EXERCISE INSTRUCTIONS:
Reproduce the material in full, unchanged.

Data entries
--------------------

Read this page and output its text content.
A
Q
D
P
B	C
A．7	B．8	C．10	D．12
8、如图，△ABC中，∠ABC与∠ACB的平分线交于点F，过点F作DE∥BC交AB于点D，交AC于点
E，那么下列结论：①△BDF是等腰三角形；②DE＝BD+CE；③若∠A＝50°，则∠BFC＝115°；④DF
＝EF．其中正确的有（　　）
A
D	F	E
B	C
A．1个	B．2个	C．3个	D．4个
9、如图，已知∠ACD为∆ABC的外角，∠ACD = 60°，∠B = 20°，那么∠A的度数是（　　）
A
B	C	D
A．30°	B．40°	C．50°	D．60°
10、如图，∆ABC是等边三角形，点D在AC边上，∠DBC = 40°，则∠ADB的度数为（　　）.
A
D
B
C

--------------------

EXERCISE RESULT:
Read this page and output its text content.
A
Q
D
P
B	C
A．7	B．8	C．10	D．12
8、如图，△ABC中，∠ABC与∠ACB的平分线交于点F，过点F作DE∥BC交AB于点D，交AC于点
E，那么下列结论：①△BDF是等腰三角形；②DE＝BD+CE；③若∠A＝50°，则∠BFC＝115°；④DF
＝EF．其中正确的有（　　）
A
D	F	E
B	C
A．1个	B．2个	C．3个	D．4个
9、如图，已知∠ACD为∆ABC的外角，∠ACD = 60°，∠B = 20°，那么∠A的度数是（　　）
A
B	C	D
A．30°	B．40°	C．50°	D．60°
10、如图，∆ABC是等边三角形，点D在AC边上，∠DBC = 40°，则∠ADB的度数为（　　）.
A
D
B
C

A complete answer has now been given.